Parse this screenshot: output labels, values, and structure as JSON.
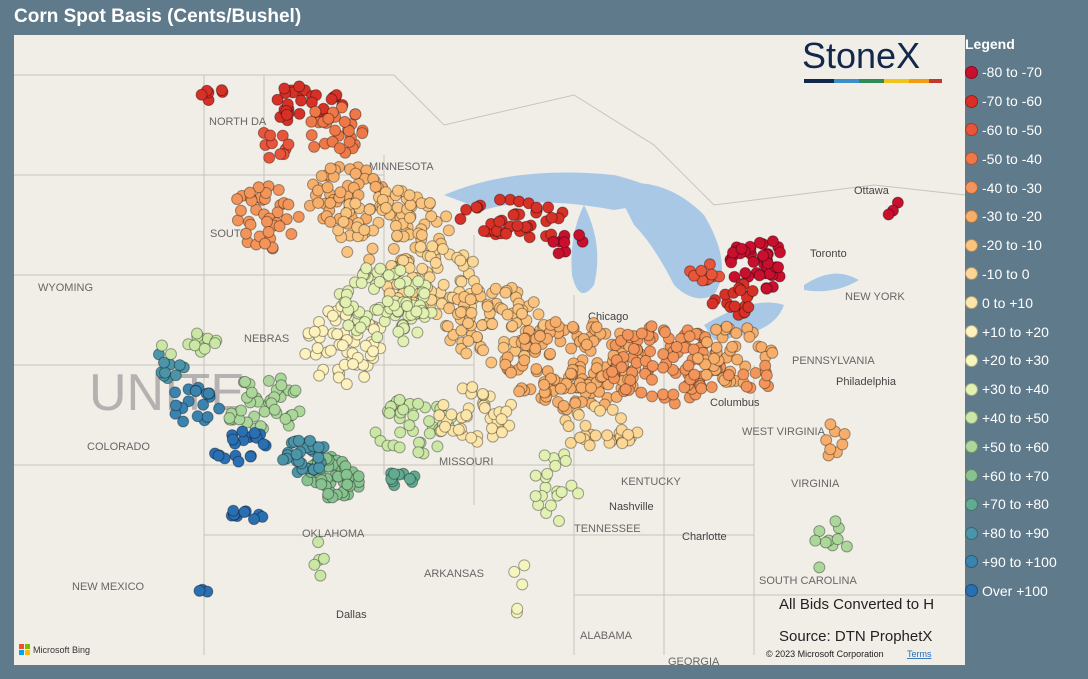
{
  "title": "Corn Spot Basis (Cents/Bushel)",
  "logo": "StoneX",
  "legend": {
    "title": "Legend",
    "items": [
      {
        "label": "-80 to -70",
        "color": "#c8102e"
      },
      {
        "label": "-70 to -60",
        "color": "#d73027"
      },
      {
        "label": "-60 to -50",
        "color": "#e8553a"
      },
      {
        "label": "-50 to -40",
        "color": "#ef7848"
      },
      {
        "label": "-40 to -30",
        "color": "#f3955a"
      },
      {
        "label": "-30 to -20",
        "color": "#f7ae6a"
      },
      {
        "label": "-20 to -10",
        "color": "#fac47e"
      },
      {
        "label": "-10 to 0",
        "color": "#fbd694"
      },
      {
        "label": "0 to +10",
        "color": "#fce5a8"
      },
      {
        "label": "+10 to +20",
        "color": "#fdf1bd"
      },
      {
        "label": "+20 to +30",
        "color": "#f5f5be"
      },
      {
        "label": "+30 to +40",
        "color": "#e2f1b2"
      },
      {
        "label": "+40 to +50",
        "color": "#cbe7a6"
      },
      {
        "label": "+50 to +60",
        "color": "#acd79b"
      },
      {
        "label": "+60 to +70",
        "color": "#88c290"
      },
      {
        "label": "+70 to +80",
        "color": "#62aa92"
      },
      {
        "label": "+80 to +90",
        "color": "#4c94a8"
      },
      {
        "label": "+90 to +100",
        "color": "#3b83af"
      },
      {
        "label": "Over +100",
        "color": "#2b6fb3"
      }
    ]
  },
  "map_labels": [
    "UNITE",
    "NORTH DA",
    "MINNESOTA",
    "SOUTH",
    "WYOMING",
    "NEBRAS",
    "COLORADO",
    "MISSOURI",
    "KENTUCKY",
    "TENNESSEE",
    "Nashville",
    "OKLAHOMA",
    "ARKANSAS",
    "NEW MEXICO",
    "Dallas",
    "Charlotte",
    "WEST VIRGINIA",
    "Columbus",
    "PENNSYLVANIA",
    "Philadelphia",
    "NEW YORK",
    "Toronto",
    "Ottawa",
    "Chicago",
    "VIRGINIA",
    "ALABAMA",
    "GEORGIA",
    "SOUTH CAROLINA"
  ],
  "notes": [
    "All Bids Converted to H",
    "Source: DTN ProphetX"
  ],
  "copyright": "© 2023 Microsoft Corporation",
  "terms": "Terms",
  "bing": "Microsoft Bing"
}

◆ ◆ ◆ ◆

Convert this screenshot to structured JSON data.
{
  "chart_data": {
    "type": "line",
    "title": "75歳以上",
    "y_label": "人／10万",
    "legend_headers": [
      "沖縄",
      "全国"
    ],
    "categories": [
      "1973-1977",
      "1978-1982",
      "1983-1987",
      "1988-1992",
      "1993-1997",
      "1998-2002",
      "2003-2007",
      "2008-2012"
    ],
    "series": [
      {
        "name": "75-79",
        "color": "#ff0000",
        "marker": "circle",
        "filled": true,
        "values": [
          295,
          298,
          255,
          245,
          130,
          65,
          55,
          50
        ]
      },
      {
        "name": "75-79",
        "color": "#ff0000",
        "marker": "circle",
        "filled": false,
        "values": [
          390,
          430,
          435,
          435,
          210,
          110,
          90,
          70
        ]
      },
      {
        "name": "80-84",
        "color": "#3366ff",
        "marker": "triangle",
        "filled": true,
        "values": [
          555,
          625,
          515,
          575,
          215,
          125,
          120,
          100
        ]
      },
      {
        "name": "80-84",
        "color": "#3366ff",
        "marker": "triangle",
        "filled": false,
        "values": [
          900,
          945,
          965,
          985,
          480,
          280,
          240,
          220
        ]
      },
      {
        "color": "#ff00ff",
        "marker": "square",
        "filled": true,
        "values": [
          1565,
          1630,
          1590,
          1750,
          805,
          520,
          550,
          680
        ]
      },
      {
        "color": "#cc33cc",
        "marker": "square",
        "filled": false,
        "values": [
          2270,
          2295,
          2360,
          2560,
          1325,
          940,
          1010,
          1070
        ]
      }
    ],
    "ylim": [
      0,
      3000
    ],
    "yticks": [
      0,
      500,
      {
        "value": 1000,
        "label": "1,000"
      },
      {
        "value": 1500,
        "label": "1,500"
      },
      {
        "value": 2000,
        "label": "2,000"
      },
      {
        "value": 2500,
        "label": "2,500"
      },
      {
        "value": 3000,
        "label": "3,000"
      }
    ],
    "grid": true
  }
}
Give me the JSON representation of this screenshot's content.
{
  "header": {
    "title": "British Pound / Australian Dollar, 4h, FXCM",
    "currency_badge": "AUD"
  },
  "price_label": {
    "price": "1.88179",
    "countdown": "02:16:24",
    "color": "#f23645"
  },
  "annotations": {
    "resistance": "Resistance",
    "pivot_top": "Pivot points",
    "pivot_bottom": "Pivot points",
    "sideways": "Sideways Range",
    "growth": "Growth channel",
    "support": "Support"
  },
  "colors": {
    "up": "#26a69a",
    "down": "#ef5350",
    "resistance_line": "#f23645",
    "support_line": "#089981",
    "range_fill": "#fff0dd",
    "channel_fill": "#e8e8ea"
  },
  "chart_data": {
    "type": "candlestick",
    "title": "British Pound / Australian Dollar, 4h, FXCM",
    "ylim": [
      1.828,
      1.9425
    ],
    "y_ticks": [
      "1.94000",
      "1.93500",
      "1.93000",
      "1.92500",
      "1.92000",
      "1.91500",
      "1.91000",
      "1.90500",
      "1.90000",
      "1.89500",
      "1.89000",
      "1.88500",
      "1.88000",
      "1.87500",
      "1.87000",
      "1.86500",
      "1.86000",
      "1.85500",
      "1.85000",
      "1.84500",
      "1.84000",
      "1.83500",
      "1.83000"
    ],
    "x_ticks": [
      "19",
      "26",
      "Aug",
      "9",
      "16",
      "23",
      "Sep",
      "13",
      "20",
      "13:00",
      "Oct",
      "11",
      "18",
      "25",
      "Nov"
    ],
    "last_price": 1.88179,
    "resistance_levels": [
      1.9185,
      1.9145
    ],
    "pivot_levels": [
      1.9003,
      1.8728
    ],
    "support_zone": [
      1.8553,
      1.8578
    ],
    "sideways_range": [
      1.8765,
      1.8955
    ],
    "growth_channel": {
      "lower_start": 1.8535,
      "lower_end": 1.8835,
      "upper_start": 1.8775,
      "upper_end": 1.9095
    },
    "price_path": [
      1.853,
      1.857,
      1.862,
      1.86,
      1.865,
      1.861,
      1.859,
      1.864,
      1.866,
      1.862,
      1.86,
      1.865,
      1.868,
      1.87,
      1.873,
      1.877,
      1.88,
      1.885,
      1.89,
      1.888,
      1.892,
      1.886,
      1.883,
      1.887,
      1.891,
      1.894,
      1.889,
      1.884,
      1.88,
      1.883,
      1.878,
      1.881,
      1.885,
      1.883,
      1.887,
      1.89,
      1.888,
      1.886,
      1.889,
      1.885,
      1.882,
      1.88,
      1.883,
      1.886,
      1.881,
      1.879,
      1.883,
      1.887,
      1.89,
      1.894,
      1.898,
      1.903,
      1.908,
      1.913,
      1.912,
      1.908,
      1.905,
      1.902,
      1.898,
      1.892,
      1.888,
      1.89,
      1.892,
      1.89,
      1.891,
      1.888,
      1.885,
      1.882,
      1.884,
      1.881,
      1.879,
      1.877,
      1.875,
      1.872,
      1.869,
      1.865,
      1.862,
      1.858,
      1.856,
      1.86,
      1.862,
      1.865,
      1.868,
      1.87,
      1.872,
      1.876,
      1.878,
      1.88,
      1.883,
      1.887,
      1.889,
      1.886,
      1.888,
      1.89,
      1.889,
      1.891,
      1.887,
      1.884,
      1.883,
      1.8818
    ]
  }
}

◆ ◆ ◆ ◆

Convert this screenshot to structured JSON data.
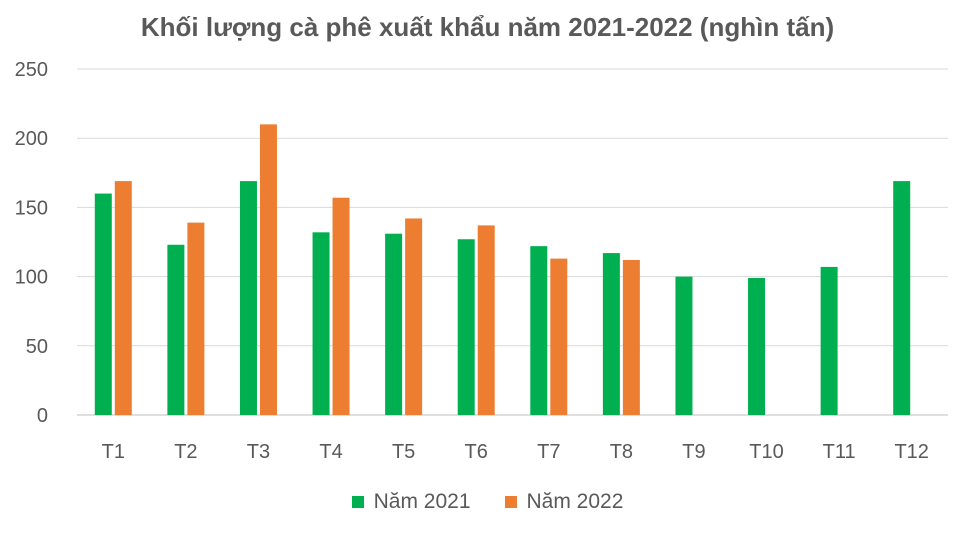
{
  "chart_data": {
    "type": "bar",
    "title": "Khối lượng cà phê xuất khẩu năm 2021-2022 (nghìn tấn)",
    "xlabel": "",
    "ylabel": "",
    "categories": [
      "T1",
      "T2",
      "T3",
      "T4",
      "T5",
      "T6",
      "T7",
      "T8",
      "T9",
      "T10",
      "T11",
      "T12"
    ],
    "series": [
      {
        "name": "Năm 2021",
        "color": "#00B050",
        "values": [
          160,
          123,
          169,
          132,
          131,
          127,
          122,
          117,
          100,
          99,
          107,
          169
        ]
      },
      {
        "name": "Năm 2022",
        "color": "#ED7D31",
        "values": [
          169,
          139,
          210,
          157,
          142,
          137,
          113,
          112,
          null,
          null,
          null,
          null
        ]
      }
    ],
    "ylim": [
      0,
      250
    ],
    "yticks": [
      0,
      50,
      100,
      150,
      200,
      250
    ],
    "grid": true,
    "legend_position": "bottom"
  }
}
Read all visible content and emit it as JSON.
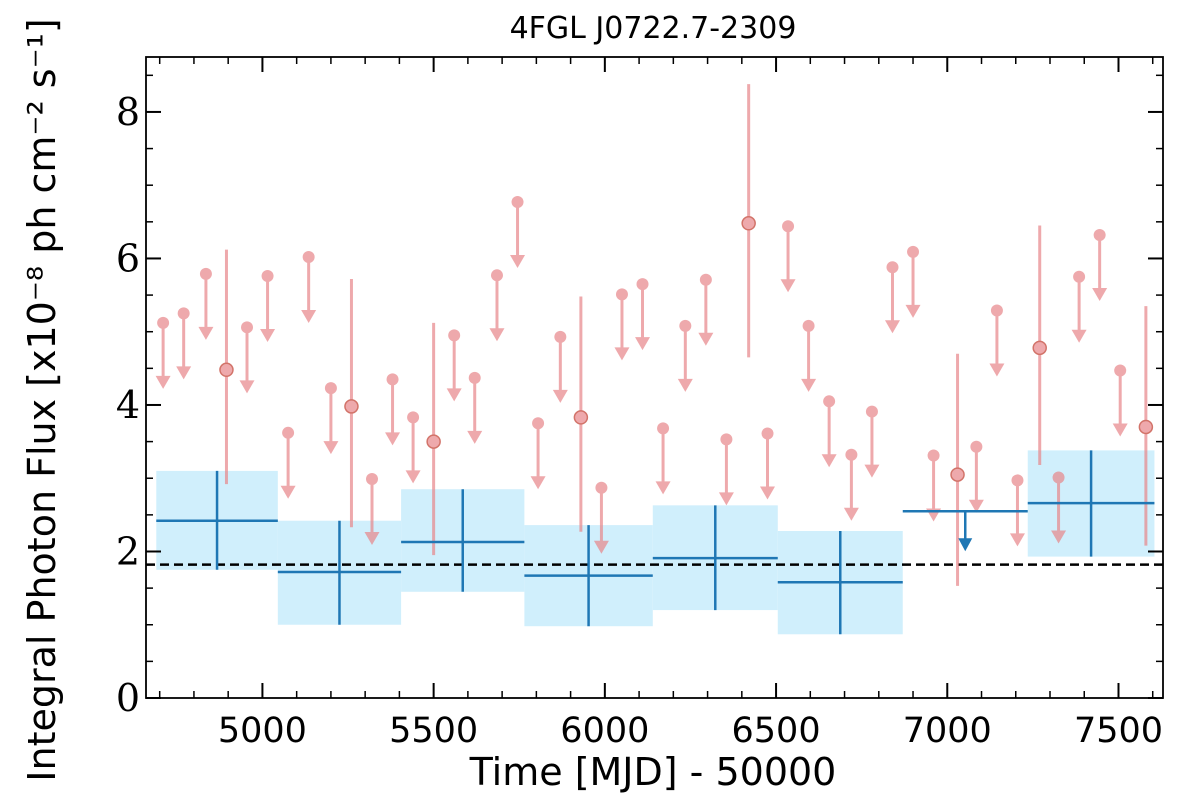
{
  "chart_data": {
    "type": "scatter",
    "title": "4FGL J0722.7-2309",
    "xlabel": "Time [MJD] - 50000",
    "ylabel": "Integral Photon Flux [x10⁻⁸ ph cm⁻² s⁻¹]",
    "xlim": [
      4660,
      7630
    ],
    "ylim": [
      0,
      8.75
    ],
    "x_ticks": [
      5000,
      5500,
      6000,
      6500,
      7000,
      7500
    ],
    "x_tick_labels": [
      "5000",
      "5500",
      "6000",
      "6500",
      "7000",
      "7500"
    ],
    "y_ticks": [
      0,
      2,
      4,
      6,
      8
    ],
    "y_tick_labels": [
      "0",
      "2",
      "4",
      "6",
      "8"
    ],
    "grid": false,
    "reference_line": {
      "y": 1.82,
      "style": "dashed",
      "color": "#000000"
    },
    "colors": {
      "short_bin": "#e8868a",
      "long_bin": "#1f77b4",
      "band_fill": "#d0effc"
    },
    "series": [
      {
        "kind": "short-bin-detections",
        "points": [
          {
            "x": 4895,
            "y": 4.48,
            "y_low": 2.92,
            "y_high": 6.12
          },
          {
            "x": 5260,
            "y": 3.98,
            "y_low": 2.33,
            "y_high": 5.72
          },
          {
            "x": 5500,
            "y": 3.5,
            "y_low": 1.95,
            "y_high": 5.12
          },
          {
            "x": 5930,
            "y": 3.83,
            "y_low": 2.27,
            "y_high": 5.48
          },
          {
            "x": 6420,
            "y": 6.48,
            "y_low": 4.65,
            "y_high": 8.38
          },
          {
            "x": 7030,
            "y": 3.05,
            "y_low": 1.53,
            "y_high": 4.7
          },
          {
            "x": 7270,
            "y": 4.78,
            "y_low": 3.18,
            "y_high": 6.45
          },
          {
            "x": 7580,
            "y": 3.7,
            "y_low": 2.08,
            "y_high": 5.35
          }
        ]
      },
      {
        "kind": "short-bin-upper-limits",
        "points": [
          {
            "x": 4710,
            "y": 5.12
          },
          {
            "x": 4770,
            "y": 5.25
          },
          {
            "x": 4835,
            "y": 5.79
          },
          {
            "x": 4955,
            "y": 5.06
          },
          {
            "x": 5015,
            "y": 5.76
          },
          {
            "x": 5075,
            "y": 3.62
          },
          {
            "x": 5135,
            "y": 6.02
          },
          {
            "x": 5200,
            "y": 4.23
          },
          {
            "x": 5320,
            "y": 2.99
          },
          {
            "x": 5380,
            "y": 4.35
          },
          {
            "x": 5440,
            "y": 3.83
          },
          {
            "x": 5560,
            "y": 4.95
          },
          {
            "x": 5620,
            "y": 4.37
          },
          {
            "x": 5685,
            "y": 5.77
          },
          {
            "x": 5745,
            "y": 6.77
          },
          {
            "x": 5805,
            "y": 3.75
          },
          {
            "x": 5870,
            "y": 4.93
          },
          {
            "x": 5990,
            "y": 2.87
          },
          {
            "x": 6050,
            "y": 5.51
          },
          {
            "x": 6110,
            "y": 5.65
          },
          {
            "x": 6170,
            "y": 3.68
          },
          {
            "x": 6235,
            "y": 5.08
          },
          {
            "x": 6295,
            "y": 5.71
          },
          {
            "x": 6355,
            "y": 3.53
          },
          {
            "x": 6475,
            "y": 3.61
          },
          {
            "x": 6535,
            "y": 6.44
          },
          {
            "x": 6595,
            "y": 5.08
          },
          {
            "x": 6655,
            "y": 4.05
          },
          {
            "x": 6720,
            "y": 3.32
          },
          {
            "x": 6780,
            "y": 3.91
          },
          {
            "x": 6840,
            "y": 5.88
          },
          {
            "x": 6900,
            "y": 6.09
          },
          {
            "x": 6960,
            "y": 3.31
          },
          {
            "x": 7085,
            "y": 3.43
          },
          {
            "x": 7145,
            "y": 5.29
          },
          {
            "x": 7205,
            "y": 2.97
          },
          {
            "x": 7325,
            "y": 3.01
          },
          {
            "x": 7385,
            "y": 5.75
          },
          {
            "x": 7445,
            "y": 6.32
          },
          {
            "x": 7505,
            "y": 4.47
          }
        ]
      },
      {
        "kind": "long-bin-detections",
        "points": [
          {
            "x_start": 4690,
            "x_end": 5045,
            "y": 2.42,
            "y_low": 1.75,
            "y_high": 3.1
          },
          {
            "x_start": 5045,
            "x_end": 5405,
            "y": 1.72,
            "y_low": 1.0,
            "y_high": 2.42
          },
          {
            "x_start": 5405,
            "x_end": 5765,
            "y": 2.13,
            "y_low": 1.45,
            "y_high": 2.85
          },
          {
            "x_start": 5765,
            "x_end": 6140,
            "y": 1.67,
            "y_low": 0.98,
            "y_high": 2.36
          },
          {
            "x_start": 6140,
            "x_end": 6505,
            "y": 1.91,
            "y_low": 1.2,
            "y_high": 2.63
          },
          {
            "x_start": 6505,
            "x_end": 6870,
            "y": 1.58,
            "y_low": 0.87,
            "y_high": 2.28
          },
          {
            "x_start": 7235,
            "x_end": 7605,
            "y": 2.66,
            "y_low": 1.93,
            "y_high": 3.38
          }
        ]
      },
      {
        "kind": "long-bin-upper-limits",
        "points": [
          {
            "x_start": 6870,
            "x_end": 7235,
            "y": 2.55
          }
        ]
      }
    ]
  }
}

◆ ◆ ◆ ◆

_EXERCISE GOAL_
Count the lines that hold the string "type" and state that number alone.

_RESPONSE_
4